Edit the rows below by replacing every "bounding boxes" with "bounding rectangles", and write out all their lines again with nothing else changed. Leave the pictures out.

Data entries
————

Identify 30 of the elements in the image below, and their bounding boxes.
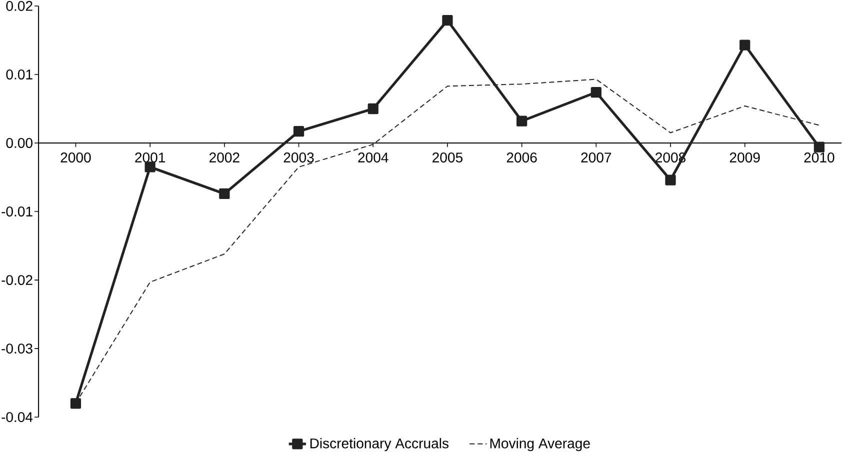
x-tick-label: 2001	[135, 152, 166, 163]
x-tick-label: 2003	[284, 152, 314, 163]
x-tick-label: 2007	[581, 152, 612, 163]
point	[293, 126, 304, 137]
point	[665, 174, 676, 186]
point	[70, 398, 82, 409]
x-tick-label: 2006	[506, 152, 537, 163]
legend-label: Discretionary Accruals	[310, 438, 448, 452]
point	[516, 116, 528, 127]
point	[740, 40, 750, 50]
point	[442, 15, 453, 26]
y-tick-label: -0.04	[2, 412, 33, 422]
y-tick-label: 0.01	[6, 70, 32, 80]
x-tick-label: 2009	[730, 152, 760, 163]
point	[814, 142, 825, 153]
point	[590, 87, 602, 98]
y-tick-label: -0.03	[2, 344, 32, 354]
point	[144, 162, 156, 172]
x-tick-label: 2010	[804, 152, 834, 163]
point	[368, 104, 378, 114]
x-tick-label: 2005	[432, 152, 462, 163]
x-tick-label: 2004	[358, 152, 388, 163]
x-tick-label: 2002	[210, 152, 240, 163]
y-tick-label: 0.02	[6, 1, 32, 12]
y-tick-label: -0.01	[2, 206, 32, 217]
legend-label: Moving Average	[490, 438, 590, 452]
point	[219, 188, 230, 200]
y-tick-label: -0.02	[2, 275, 32, 286]
y-tick-label: 0.00	[6, 138, 32, 148]
x-tick-label: 2000	[60, 152, 91, 163]
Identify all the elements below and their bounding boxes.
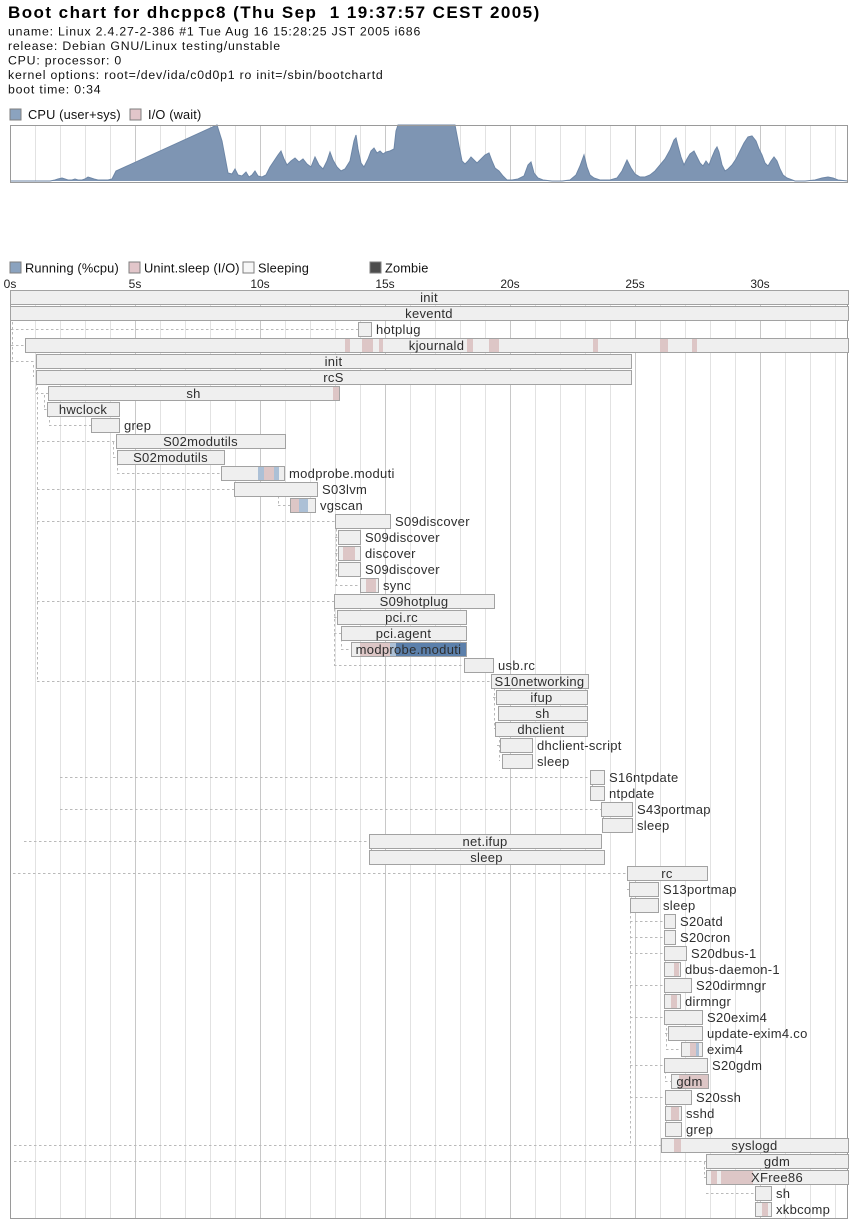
svg-text:hwclock: hwclock	[59, 402, 108, 417]
svg-text:sleep: sleep	[663, 898, 696, 913]
svg-text:10s: 10s	[250, 277, 269, 291]
svg-text:S20exim4: S20exim4	[707, 1010, 767, 1025]
svg-text:ntpdate: ntpdate	[609, 786, 654, 801]
svg-text:30s: 30s	[750, 277, 769, 291]
svg-text:XFree86: XFree86	[751, 1170, 803, 1185]
svg-text:keventd: keventd	[405, 306, 453, 321]
svg-text:S43portmap: S43portmap	[637, 802, 711, 817]
svg-text:rcS: rcS	[323, 370, 343, 385]
svg-text:sleep: sleep	[637, 818, 670, 833]
svg-text:S20dbus-1: S20dbus-1	[691, 946, 757, 961]
svg-text:dhclient: dhclient	[517, 722, 564, 737]
svg-text:sh: sh	[186, 386, 200, 401]
svg-text:S13portmap: S13portmap	[663, 882, 737, 897]
svg-text:I/O (wait): I/O (wait)	[148, 107, 201, 122]
svg-text:pci.rc: pci.rc	[385, 610, 418, 625]
svg-text:usb.rc: usb.rc	[498, 658, 535, 673]
svg-text:Sleeping: Sleeping	[258, 261, 309, 276]
svg-text:S09discover: S09discover	[365, 530, 440, 545]
svg-text:gdm: gdm	[676, 1074, 702, 1089]
svg-text:S09discover: S09discover	[395, 514, 470, 529]
svg-text:init: init	[325, 354, 343, 369]
svg-text:sleep: sleep	[470, 850, 503, 865]
svg-text:ifup: ifup	[530, 690, 552, 705]
svg-text:20s: 20s	[500, 277, 519, 291]
svg-text:S03lvm: S03lvm	[322, 482, 367, 497]
svg-text:sshd: sshd	[686, 1106, 715, 1121]
svg-text:Running (%cpu): Running (%cpu)	[25, 261, 119, 276]
svg-text:pci.agent: pci.agent	[376, 626, 432, 641]
svg-text:exim4: exim4	[707, 1042, 743, 1057]
svg-text:5s: 5s	[129, 277, 142, 291]
svg-text:dbus-daemon-1: dbus-daemon-1	[685, 962, 780, 977]
svg-text:syslogd: syslogd	[731, 1138, 777, 1153]
svg-text:Boot chart for dhcppc8 (Thu Se: Boot chart for dhcppc8 (Thu Sep 1 19:37:…	[8, 3, 541, 22]
svg-text:modprobe.moduti: modprobe.moduti	[356, 642, 462, 657]
svg-text:CPU: processor: 0: CPU: processor: 0	[8, 54, 122, 68]
svg-text:S20cron: S20cron	[680, 930, 731, 945]
svg-text:kjournald: kjournald	[409, 338, 464, 353]
svg-text:hotplug: hotplug	[376, 322, 421, 337]
svg-text:S09hotplug: S09hotplug	[380, 594, 449, 609]
svg-text:sleep: sleep	[537, 754, 570, 769]
svg-text:S16ntpdate: S16ntpdate	[609, 770, 679, 785]
svg-text:discover: discover	[365, 546, 416, 561]
svg-text:S02modutils: S02modutils	[163, 434, 238, 449]
svg-text:grep: grep	[686, 1122, 713, 1137]
svg-text:0s: 0s	[4, 277, 17, 291]
svg-text:sh: sh	[776, 1186, 790, 1201]
svg-text:release: Debian GNU/Linux test: release: Debian GNU/Linux testing/unstab…	[8, 39, 281, 53]
svg-text:gdm: gdm	[764, 1154, 790, 1169]
svg-text:kernel options: root=/dev/ida/: kernel options: root=/dev/ida/c0d0p1 ro …	[8, 68, 384, 82]
svg-text:dirmngr: dirmngr	[685, 994, 732, 1009]
svg-text:dhclient-script: dhclient-script	[537, 738, 622, 753]
svg-text:vgscan: vgscan	[320, 498, 363, 513]
svg-text:sh: sh	[535, 706, 549, 721]
svg-text:CPU (user+sys): CPU (user+sys)	[28, 107, 121, 122]
svg-text:S02modutils: S02modutils	[133, 450, 208, 465]
svg-text:S20gdm: S20gdm	[712, 1058, 762, 1073]
svg-text:grep: grep	[124, 418, 151, 433]
svg-text:25s: 25s	[625, 277, 644, 291]
svg-text:15s: 15s	[375, 277, 394, 291]
svg-text:update-exim4.co: update-exim4.co	[707, 1026, 808, 1041]
svg-text:xkbcomp: xkbcomp	[776, 1202, 830, 1217]
svg-text:S20dirmngr: S20dirmngr	[696, 978, 767, 993]
svg-text:init: init	[420, 290, 438, 305]
svg-text:modprobe.moduti: modprobe.moduti	[289, 466, 395, 481]
svg-text:sync: sync	[383, 578, 411, 593]
svg-text:net.ifup: net.ifup	[462, 834, 507, 849]
svg-text:Zombie: Zombie	[385, 261, 429, 276]
svg-text:S09discover: S09discover	[365, 562, 440, 577]
svg-text:S20ssh: S20ssh	[696, 1090, 741, 1105]
svg-text:S10networking: S10networking	[495, 674, 585, 689]
svg-text:boot time: 0:34: boot time: 0:34	[8, 83, 101, 97]
svg-text:uname: Linux 2.4.27-2-386 #1 T: uname: Linux 2.4.27-2-386 #1 Tue Aug 16 …	[8, 25, 421, 39]
svg-text:Unint.sleep (I/O): Unint.sleep (I/O)	[144, 261, 240, 276]
svg-text:rc: rc	[661, 866, 673, 881]
svg-text:S20atd: S20atd	[680, 914, 723, 929]
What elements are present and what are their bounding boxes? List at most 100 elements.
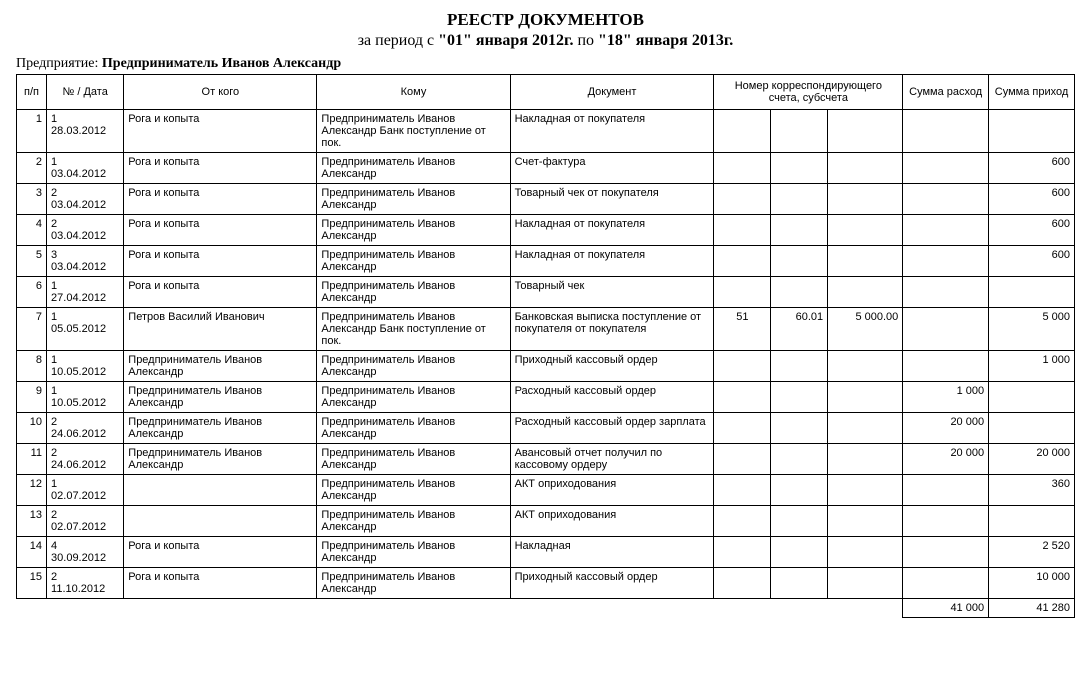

————

§ FINISHED EXERCISE:
Identify 30 of the elements in the image below, and their bounding rectangles.
x-tick-label: 2001	[135, 152, 166, 163]
x-tick-label: 2003	[284, 152, 314, 163]
x-tick-label: 2007	[581, 152, 612, 163]
point	[293, 126, 304, 137]
point	[665, 174, 676, 186]
point	[70, 398, 82, 409]
x-tick-label: 2006	[506, 152, 537, 163]
legend-label: Discretionary Accruals	[310, 438, 448, 452]
point	[516, 116, 528, 127]
point	[740, 40, 750, 50]
point	[442, 15, 453, 26]
y-tick-label: -0.04	[2, 412, 33, 422]
y-tick-label: 0.01	[6, 70, 32, 80]
x-tick-label: 2009	[730, 152, 760, 163]
point	[814, 142, 825, 153]
point	[590, 87, 602, 98]
y-tick-label: -0.03	[2, 344, 32, 354]
point	[144, 162, 156, 172]
x-tick-label: 2010	[804, 152, 834, 163]
point	[368, 104, 378, 114]
x-tick-label: 2005	[432, 152, 462, 163]
x-tick-label: 2004	[358, 152, 388, 163]
x-tick-label: 2002	[210, 152, 240, 163]
y-tick-label: 0.02	[6, 1, 32, 12]
y-tick-label: -0.01	[2, 206, 32, 217]
legend-label: Moving Average	[490, 438, 590, 452]
point	[219, 188, 230, 200]
y-tick-label: -0.02	[2, 275, 32, 286]
y-tick-label: 0.00	[6, 138, 32, 148]
x-tick-label: 2000	[60, 152, 91, 163]
Identify all the elements below and their bounding rectangles.
svg-text:hwclock: hwclock	[59, 402, 108, 417]
svg-text:sleep: sleep	[663, 898, 696, 913]
svg-text:10s: 10s	[250, 277, 269, 291]
svg-text:S20exim4: S20exim4	[707, 1010, 767, 1025]
svg-text:ntpdate: ntpdate	[609, 786, 654, 801]
svg-text:30s: 30s	[750, 277, 769, 291]
svg-text:XFree86: XFree86	[751, 1170, 803, 1185]
svg-text:keventd: keventd	[405, 306, 453, 321]
svg-text:S43portmap: S43portmap	[637, 802, 711, 817]
svg-text:rcS: rcS	[323, 370, 343, 385]
svg-text:sleep: sleep	[637, 818, 670, 833]
svg-text:S20dbus-1: S20dbus-1	[691, 946, 757, 961]
svg-text:dhclient: dhclient	[517, 722, 564, 737]
svg-text:sh: sh	[186, 386, 200, 401]
svg-text:S13portmap: S13portmap	[663, 882, 737, 897]
svg-text:I/O (wait): I/O (wait)	[148, 107, 201, 122]
svg-text:pci.rc: pci.rc	[385, 610, 418, 625]
svg-text:usb.rc: usb.rc	[498, 658, 535, 673]
svg-text:Sleeping: Sleeping	[258, 261, 309, 276]
svg-text:S09discover: S09discover	[365, 530, 440, 545]
svg-text:gdm: gdm	[676, 1074, 702, 1089]
svg-text:S09discover: S09discover	[395, 514, 470, 529]
svg-text:init: init	[325, 354, 343, 369]
svg-text:sleep: sleep	[470, 850, 503, 865]
svg-text:ifup: ifup	[530, 690, 552, 705]
svg-text:20s: 20s	[500, 277, 519, 291]
svg-text:S03lvm: S03lvm	[322, 482, 367, 497]
svg-text:sshd: sshd	[686, 1106, 715, 1121]
svg-text:Running (%cpu): Running (%cpu)	[25, 261, 119, 276]
svg-text:pci.agent: pci.agent	[376, 626, 432, 641]
svg-text:exim4: exim4	[707, 1042, 743, 1057]
svg-text:5s: 5s	[129, 277, 142, 291]
svg-text:dbus-daemon-1: dbus-daemon-1	[685, 962, 780, 977]
svg-text:syslogd: syslogd	[731, 1138, 777, 1153]
svg-text:Boot chart for dhcppc8 (Thu Se: Boot chart for dhcppc8 (Thu Sep 1 19:37:…	[8, 3, 541, 22]
svg-text:modprobe.moduti: modprobe.moduti	[356, 642, 462, 657]
svg-text:CPU: processor: 0: CPU: processor: 0	[8, 54, 122, 68]
svg-text:S20cron: S20cron	[680, 930, 731, 945]
svg-text:kjournald: kjournald	[409, 338, 464, 353]
svg-text:hotplug: hotplug	[376, 322, 421, 337]
svg-text:S09hotplug: S09hotplug	[380, 594, 449, 609]
svg-text:sleep: sleep	[537, 754, 570, 769]
svg-text:S16ntpdate: S16ntpdate	[609, 770, 679, 785]
svg-text:discover: discover	[365, 546, 416, 561]
svg-text:S02modutils: S02modutils	[163, 434, 238, 449]
svg-text:grep: grep	[686, 1122, 713, 1137]
svg-text:0s: 0s	[4, 277, 17, 291]
svg-text:sh: sh	[776, 1186, 790, 1201]
svg-text:release: Debian GNU/Linux test: release: Debian GNU/Linux testing/unstab…	[8, 39, 281, 53]
svg-text:gdm: gdm	[764, 1154, 790, 1169]
svg-text:kernel options: root=/dev/ida/: kernel options: root=/dev/ida/c0d0p1 ro …	[8, 68, 384, 82]
svg-text:dirmngr: dirmngr	[685, 994, 732, 1009]
svg-text:dhclient-script: dhclient-script	[537, 738, 622, 753]
svg-text:vgscan: vgscan	[320, 498, 363, 513]
svg-text:sh: sh	[535, 706, 549, 721]
svg-text:CPU (user+sys): CPU (user+sys)	[28, 107, 121, 122]
svg-text:S02modutils: S02modutils	[133, 450, 208, 465]
svg-text:S20gdm: S20gdm	[712, 1058, 762, 1073]
svg-text:grep: grep	[124, 418, 151, 433]
svg-text:25s: 25s	[625, 277, 644, 291]
svg-text:15s: 15s	[375, 277, 394, 291]
svg-text:update-exim4.co: update-exim4.co	[707, 1026, 808, 1041]
svg-text:xkbcomp: xkbcomp	[776, 1202, 830, 1217]
svg-text:S20dirmngr: S20dirmngr	[696, 978, 767, 993]
svg-text:init: init	[420, 290, 438, 305]
svg-text:modprobe.moduti: modprobe.moduti	[289, 466, 395, 481]
svg-text:sync: sync	[383, 578, 411, 593]
svg-text:net.ifup: net.ifup	[462, 834, 507, 849]
svg-text:Zombie: Zombie	[385, 261, 429, 276]
svg-text:S09discover: S09discover	[365, 562, 440, 577]
svg-text:S20ssh: S20ssh	[696, 1090, 741, 1105]
svg-text:S10networking: S10networking	[495, 674, 585, 689]
svg-text:boot time: 0:34: boot time: 0:34	[8, 83, 101, 97]
svg-text:uname: Linux 2.4.27-2-386 #1 T: uname: Linux 2.4.27-2-386 #1 Tue Aug 16 …	[8, 25, 421, 39]
svg-text:Unint.sleep (I/O): Unint.sleep (I/O)	[144, 261, 240, 276]
svg-text:rc: rc	[661, 866, 673, 881]
svg-text:S20atd: S20atd	[680, 914, 723, 929]
What elements are present and what are their bounding rectangles? List at most 100 elements.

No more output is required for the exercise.